=== REQUIRED WORK ===
Scan the records and identify every line in which the string "JSON" occurs, then return those lines.

=== EXERCISE MATERIALS ===
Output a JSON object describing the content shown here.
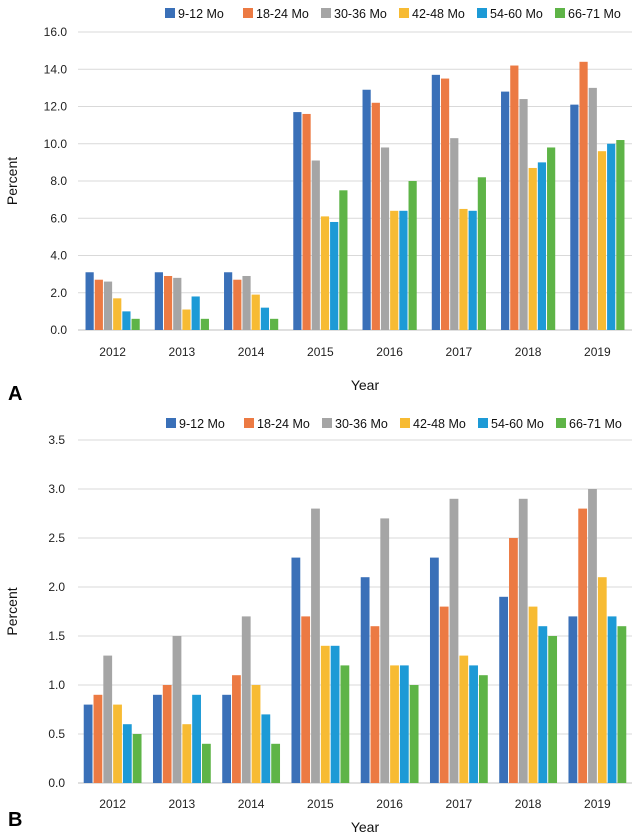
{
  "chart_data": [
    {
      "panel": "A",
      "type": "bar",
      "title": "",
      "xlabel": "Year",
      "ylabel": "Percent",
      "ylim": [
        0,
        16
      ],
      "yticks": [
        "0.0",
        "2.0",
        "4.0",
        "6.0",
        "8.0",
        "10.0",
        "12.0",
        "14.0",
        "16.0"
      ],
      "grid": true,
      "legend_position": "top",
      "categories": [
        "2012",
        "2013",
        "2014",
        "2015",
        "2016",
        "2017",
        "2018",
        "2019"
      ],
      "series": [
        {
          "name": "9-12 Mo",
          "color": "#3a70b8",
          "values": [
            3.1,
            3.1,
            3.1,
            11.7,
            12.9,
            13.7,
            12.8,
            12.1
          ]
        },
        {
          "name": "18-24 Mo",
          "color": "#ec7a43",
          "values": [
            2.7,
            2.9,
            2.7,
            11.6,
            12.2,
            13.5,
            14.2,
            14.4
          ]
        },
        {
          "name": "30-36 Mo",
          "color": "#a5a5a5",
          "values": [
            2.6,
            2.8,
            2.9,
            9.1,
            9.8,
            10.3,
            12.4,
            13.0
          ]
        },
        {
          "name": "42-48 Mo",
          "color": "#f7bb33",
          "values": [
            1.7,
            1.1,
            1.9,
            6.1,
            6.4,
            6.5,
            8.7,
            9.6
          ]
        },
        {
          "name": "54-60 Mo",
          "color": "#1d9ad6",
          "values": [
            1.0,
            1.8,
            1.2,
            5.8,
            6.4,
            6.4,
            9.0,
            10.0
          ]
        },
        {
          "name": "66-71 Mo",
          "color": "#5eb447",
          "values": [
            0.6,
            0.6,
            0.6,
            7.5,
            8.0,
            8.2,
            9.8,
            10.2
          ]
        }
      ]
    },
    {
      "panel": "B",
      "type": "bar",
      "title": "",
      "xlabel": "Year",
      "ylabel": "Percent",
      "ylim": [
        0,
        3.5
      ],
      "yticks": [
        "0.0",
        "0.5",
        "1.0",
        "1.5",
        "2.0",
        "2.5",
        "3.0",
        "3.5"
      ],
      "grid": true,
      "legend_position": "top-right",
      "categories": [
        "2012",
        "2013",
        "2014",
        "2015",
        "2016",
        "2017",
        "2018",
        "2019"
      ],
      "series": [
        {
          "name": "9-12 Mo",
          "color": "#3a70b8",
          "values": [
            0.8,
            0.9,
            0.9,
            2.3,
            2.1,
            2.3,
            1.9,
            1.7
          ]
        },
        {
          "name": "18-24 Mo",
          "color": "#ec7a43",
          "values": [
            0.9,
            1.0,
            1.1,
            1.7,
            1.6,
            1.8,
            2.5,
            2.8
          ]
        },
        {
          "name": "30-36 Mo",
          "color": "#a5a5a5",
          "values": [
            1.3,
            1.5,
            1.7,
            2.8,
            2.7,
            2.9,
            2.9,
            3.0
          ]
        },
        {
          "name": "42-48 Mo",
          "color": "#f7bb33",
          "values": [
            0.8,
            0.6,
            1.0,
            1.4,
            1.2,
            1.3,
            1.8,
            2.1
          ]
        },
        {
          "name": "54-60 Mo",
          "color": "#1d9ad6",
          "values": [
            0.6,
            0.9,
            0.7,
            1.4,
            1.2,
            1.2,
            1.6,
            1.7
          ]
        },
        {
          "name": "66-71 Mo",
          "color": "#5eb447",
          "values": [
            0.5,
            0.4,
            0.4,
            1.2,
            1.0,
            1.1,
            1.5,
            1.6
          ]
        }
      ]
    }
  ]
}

---

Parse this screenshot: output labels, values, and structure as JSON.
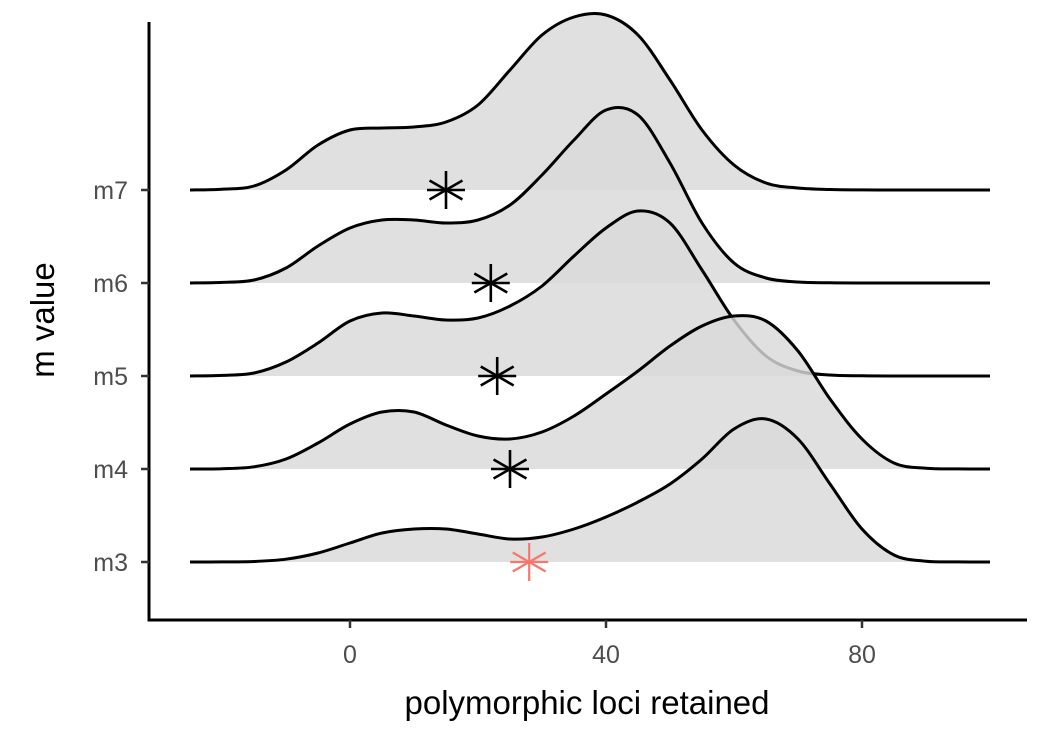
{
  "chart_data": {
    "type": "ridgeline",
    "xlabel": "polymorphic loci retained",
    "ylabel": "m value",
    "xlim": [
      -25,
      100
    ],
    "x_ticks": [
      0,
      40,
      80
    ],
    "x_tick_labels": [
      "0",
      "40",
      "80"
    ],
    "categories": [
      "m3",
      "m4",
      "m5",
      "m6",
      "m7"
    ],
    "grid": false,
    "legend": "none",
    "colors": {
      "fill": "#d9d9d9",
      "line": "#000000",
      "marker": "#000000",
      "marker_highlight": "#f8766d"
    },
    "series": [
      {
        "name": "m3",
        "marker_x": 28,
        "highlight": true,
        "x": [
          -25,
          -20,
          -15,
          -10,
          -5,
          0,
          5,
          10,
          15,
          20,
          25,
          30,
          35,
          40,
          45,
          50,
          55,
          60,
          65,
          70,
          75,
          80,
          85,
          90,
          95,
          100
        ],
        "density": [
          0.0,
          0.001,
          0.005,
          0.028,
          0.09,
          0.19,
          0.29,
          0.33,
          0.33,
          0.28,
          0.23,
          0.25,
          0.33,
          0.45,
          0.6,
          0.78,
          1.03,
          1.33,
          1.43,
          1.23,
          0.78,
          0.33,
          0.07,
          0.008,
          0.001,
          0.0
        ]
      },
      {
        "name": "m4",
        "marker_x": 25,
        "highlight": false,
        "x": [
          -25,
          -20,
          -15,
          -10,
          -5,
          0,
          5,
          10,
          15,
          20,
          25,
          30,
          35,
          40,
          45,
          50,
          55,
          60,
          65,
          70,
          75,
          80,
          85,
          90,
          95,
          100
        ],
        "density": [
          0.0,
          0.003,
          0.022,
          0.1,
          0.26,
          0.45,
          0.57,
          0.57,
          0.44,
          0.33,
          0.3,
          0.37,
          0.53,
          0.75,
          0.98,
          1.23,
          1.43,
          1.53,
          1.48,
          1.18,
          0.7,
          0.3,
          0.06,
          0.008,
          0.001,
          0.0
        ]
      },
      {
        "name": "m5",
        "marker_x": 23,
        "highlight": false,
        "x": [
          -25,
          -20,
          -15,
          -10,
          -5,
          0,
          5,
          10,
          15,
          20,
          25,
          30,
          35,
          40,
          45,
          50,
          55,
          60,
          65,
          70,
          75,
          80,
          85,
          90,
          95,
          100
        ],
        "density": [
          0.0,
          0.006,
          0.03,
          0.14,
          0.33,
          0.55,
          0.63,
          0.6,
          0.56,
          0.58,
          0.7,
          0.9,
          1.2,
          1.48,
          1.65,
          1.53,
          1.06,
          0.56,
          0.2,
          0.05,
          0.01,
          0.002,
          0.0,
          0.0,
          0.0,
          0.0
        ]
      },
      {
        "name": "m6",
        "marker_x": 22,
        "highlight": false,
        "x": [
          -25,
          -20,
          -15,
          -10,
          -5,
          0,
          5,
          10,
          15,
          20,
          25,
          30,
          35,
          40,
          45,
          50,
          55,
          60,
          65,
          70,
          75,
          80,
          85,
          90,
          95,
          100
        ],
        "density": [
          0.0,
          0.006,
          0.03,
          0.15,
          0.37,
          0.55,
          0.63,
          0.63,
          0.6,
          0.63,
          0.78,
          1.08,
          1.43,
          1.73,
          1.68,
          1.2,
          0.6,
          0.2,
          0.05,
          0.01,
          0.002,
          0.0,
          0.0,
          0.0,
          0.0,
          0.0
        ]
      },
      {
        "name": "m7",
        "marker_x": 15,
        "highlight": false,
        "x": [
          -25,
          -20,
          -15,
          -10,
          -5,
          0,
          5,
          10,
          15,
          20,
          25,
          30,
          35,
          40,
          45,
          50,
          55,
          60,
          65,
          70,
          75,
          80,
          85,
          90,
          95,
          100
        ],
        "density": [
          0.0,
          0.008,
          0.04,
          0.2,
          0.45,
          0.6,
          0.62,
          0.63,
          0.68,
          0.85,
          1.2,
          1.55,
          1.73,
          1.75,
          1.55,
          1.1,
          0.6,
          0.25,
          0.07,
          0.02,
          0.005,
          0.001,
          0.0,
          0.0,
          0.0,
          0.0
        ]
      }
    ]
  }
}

=== REPLY ===
Output a JSON object describing the content shown here.
Parse this screenshot: output labels, values, and structure as JSON.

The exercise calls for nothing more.